# [Task directions]
Filter the records below and copy every line containing the word "biblioteca".

* start Supplied records *

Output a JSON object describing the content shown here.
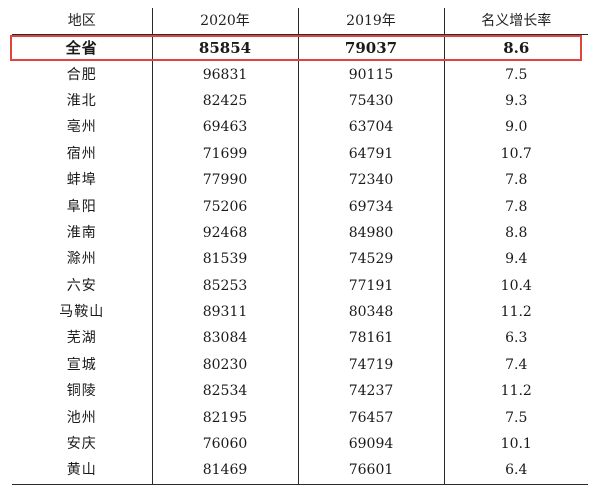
{
  "table": {
    "headers": [
      "地区",
      "2020年",
      "2019年",
      "名义增长率"
    ],
    "rows": [
      [
        "全省",
        "85854",
        "79037",
        "8.6"
      ],
      [
        "合肥",
        "96831",
        "90115",
        "7.5"
      ],
      [
        "淮北",
        "82425",
        "75430",
        "9.3"
      ],
      [
        "亳州",
        "69463",
        "63704",
        "9.0"
      ],
      [
        "宿州",
        "71699",
        "64791",
        "10.7"
      ],
      [
        "蚌埠",
        "77990",
        "72340",
        "7.8"
      ],
      [
        "阜阳",
        "75206",
        "69734",
        "7.8"
      ],
      [
        "淮南",
        "92468",
        "84980",
        "8.8"
      ],
      [
        "滁州",
        "81539",
        "74529",
        "9.4"
      ],
      [
        "六安",
        "85253",
        "77191",
        "10.4"
      ],
      [
        "马鞍山",
        "89311",
        "80348",
        "11.2"
      ],
      [
        "芜湖",
        "83084",
        "78161",
        "6.3"
      ],
      [
        "宣城",
        "80230",
        "74719",
        "7.4"
      ],
      [
        "铜陵",
        "82534",
        "74237",
        "11.2"
      ],
      [
        "池州",
        "82195",
        "76457",
        "7.5"
      ],
      [
        "安庆",
        "76060",
        "69094",
        "10.1"
      ],
      [
        "黄山",
        "81469",
        "76601",
        "6.4"
      ]
    ]
  },
  "highlight": {
    "row_label": "全省",
    "color": "#e0443e"
  }
}
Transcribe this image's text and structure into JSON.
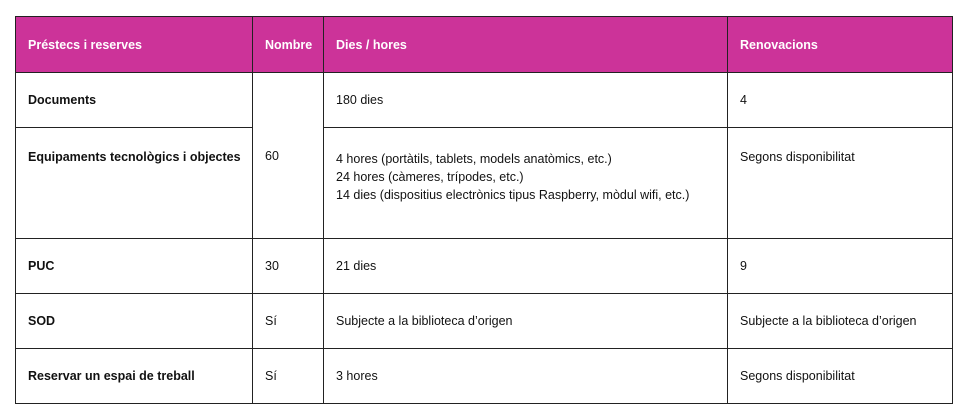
{
  "header_color": "#cc3399",
  "headers": [
    "Préstecs i reserves",
    "Nombre",
    "Dies / hores",
    "Renovacions"
  ],
  "rows": [
    {
      "label": "Documents",
      "nombre": "60",
      "dies": [
        "180 dies"
      ],
      "renovacions": "4"
    },
    {
      "label": "Equipaments tecnològics i objectes",
      "dies": [
        "4 hores (portàtils, tablets, models anatòmics, etc.)",
        "24 hores (càmeres, trípodes, etc.)",
        "14 dies (dispositius electrònics tipus Raspberry, mòdul wifi, etc.)"
      ],
      "renovacions": "Segons disponibilitat"
    },
    {
      "label": "PUC",
      "nombre": "30",
      "dies": [
        "21 dies"
      ],
      "renovacions": "9"
    },
    {
      "label": "SOD",
      "nombre": "Sí",
      "dies": [
        "Subjecte a la biblioteca d’origen"
      ],
      "renovacions": "Subjecte a la biblioteca d’origen"
    },
    {
      "label": "Reservar un espai de treball",
      "nombre": "Sí",
      "dies": [
        "3 hores"
      ],
      "renovacions": "Segons disponibilitat"
    }
  ]
}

* end Supplied records *

# [Answer to the task]
        "Subjecte a la biblioteca d’origen"
      "renovacions": "Subjecte a la biblioteca d’origen"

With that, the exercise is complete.